### Stored items:
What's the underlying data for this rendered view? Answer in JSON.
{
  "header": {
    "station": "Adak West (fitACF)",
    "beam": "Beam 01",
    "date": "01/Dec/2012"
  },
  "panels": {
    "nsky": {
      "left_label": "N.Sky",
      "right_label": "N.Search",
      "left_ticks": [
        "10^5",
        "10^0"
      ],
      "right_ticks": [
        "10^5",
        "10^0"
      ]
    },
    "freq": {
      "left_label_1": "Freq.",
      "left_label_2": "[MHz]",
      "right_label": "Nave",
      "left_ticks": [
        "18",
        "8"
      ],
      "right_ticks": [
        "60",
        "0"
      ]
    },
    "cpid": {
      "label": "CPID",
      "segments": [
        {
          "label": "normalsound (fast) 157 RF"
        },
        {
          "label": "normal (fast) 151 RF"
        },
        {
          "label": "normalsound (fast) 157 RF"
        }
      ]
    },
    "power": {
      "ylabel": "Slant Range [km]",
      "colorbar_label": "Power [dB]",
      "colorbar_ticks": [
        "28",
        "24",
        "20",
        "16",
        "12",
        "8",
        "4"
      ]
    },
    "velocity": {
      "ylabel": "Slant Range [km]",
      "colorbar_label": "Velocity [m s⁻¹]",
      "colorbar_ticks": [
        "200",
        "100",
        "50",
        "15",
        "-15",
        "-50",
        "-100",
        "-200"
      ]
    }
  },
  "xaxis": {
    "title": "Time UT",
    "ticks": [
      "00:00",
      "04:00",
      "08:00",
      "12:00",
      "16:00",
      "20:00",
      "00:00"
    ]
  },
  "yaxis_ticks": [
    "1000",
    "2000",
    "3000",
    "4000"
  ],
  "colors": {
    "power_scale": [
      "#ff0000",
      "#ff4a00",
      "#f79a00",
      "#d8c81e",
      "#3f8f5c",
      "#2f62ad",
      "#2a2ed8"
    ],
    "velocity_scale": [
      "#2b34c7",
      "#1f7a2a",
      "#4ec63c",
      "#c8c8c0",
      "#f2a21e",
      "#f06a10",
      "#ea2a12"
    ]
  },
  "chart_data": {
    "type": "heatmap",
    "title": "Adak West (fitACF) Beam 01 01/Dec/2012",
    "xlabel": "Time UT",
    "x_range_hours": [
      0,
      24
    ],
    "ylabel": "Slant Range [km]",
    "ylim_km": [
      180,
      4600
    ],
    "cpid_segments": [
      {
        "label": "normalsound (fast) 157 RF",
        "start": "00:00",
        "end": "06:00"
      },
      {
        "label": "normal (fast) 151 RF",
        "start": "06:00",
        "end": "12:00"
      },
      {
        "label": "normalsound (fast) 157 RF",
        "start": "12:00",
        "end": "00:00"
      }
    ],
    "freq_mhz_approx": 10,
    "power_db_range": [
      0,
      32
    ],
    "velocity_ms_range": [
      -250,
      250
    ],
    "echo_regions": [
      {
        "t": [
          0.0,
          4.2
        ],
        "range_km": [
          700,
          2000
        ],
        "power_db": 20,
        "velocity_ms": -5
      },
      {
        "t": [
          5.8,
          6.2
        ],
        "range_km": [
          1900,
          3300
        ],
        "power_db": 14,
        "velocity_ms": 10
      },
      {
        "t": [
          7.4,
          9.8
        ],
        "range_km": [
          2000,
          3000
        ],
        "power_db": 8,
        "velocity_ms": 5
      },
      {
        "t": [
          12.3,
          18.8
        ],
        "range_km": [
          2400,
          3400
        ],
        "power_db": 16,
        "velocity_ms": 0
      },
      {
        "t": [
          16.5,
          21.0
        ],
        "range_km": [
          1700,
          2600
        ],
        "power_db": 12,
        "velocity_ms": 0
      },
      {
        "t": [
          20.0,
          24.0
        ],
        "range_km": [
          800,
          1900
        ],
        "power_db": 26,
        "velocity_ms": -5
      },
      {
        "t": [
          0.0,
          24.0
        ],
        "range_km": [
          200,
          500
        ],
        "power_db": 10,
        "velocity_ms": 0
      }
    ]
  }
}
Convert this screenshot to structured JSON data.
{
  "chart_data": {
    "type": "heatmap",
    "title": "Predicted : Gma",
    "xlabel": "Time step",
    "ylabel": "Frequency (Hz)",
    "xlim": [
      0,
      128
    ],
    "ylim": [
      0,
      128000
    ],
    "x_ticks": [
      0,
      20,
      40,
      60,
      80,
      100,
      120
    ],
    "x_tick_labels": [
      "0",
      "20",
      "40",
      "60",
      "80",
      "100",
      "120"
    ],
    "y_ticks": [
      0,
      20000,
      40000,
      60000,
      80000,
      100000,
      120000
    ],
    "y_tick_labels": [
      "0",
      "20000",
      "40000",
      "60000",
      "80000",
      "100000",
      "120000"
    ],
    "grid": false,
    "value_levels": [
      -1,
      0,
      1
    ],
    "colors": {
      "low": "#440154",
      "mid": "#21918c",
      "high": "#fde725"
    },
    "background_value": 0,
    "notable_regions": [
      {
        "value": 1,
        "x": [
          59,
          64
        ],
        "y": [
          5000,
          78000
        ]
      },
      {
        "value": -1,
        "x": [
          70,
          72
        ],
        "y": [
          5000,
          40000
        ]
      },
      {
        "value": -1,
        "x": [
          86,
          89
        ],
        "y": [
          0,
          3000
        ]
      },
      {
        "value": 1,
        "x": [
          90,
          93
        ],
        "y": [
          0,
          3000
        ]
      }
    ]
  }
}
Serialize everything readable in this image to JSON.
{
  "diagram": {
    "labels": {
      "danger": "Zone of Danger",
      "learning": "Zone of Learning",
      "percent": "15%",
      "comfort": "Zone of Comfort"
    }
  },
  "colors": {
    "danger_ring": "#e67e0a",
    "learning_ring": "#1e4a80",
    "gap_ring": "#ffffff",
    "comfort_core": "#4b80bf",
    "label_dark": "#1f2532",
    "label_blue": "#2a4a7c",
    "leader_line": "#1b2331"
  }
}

### What is required:
Where a line in the material contains "ylabel", copy that line.

### Complete response:
      "ylabel": "Slant Range [km]",
      "ylabel": "Slant Range [km]",
    "ylabel": "Slant Range [km]",
    "ylabel": "Frequency (Hz)",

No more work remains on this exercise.